-- Start --

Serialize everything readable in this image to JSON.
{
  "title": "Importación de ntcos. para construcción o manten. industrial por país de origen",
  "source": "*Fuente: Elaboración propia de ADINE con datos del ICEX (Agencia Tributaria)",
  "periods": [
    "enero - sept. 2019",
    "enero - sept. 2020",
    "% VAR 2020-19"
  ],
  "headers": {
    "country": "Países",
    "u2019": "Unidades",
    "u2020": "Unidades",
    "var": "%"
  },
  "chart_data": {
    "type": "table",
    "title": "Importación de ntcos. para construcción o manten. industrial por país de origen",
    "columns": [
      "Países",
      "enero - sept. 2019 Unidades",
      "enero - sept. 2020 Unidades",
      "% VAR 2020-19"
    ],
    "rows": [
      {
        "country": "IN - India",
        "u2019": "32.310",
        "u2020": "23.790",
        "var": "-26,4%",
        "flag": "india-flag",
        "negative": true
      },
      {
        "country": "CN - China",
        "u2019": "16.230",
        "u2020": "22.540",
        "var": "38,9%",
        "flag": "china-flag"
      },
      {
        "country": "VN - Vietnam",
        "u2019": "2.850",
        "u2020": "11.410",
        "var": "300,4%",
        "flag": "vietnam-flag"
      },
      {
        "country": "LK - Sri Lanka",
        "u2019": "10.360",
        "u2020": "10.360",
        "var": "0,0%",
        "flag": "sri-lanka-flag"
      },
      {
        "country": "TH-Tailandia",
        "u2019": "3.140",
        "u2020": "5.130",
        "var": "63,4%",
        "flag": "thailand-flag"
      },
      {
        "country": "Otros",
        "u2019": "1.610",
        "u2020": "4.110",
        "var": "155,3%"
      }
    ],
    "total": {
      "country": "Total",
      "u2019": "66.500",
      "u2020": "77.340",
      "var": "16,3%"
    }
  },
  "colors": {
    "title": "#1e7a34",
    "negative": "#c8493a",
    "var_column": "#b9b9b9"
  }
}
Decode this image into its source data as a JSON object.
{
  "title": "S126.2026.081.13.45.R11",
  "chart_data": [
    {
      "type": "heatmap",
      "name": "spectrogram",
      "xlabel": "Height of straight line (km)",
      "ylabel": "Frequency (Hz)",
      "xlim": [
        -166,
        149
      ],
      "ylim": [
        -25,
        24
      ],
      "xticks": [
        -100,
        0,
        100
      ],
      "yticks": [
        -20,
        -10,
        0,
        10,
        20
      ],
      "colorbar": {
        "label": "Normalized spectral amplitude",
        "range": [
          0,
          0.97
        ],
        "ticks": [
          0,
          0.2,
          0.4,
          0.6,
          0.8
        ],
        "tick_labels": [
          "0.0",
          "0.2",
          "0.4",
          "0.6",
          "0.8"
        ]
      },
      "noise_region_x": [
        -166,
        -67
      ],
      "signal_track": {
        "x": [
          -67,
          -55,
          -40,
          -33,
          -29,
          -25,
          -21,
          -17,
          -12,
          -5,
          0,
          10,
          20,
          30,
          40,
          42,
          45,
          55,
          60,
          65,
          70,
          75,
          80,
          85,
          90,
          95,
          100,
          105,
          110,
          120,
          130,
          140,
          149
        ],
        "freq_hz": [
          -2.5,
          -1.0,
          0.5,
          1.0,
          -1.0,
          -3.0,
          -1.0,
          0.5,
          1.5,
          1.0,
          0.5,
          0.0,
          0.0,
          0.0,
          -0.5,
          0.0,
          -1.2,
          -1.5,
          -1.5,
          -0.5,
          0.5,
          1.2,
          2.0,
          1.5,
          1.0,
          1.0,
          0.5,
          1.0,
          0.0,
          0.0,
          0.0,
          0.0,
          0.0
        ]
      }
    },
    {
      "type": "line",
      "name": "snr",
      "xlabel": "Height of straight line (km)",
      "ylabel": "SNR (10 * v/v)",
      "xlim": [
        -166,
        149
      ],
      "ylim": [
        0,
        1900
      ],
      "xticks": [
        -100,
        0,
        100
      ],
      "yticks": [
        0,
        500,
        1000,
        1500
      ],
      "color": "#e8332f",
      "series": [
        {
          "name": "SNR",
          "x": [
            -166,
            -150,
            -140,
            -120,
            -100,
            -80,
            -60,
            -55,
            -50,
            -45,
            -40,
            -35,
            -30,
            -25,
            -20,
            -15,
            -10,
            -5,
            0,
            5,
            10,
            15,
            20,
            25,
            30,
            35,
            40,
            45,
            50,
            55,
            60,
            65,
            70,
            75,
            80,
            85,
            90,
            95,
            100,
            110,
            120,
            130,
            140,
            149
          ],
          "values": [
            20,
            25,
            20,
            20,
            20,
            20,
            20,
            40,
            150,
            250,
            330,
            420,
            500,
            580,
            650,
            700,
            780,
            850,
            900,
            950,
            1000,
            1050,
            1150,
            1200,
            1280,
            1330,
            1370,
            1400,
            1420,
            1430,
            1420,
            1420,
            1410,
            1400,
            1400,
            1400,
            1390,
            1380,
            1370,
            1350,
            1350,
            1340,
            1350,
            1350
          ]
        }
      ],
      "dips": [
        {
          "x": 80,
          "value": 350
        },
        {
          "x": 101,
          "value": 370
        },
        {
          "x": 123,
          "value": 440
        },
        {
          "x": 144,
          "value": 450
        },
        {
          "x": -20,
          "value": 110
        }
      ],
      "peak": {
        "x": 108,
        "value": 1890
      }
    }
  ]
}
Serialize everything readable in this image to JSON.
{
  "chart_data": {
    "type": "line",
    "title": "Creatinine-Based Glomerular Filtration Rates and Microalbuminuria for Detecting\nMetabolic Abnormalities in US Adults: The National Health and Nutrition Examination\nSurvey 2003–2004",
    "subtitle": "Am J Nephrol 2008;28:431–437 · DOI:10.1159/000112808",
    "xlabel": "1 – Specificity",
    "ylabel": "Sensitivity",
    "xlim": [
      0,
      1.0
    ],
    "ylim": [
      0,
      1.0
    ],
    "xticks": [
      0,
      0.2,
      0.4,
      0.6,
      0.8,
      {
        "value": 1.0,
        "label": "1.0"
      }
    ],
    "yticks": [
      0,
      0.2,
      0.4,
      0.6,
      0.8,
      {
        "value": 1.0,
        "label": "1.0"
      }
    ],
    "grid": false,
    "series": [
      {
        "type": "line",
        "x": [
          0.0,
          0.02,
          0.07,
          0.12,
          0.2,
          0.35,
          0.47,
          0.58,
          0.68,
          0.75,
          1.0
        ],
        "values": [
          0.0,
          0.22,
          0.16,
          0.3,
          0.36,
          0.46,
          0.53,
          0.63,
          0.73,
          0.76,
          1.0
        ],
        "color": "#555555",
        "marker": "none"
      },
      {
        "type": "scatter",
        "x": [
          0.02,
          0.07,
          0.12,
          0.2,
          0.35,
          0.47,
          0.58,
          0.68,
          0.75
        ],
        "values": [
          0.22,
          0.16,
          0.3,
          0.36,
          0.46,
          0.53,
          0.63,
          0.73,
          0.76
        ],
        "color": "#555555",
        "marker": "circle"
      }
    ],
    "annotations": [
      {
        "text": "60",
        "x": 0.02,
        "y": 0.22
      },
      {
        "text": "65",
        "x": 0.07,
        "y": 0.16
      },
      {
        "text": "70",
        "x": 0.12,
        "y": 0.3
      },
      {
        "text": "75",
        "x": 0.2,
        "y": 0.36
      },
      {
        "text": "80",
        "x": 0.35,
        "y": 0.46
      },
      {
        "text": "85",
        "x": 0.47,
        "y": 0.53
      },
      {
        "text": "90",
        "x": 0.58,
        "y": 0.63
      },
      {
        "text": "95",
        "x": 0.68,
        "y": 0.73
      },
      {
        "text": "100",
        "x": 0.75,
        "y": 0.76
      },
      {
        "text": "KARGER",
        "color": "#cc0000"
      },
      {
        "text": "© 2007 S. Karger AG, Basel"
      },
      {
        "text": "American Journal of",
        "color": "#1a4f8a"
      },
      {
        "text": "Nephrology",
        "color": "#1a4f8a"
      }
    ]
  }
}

-- End --

* **What the task asks**:
Pull out every line in the material above where "Unidades" occurs.

* **Correct output**:
    "u2019": "Unidades",
    "u2020": "Unidades",
      "enero - sept. 2019 Unidades",
      "enero - sept. 2020 Unidades",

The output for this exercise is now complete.